# ITEMS:
::::::::
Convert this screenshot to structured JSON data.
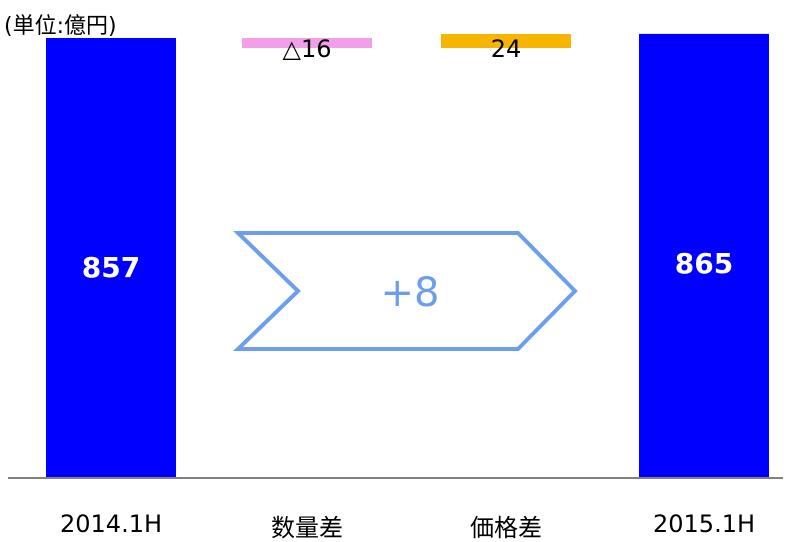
{
  "chart_data": {
    "type": "bar",
    "unit": "(単位:億円)",
    "categories": [
      "2014.1H",
      "数量差",
      "価格差",
      "2015.1H"
    ],
    "values": [
      857,
      -16,
      24,
      865
    ],
    "value_labels": [
      "857",
      "△16",
      "24",
      "865"
    ],
    "delta_label": "+8",
    "colors": {
      "total": "#0000ff",
      "quantity_diff": "#f29ee8",
      "price_diff": "#f7b400",
      "arrow": "#6d9eeb",
      "axis": "#808080"
    }
  }
}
::::::::
# EXERCISE PROMPT:
Reproduce the material above in full and without alteration, but skip all pictures.

# RESPONSE:
Convert this screenshot to structured JSON data.
{
  "chart_data": {
    "type": "bar",
    "unit": "(単位:億円)",
    "categories": [
      "2014.1H",
      "数量差",
      "価格差",
      "2015.1H"
    ],
    "values": [
      857,
      -16,
      24,
      865
    ],
    "value_labels": [
      "857",
      "△16",
      "24",
      "865"
    ],
    "delta_label": "+8",
    "colors": {
      "total": "#0000ff",
      "quantity_diff": "#f29ee8",
      "price_diff": "#f7b400",
      "arrow": "#6d9eeb",
      "axis": "#808080"
    }
  }
}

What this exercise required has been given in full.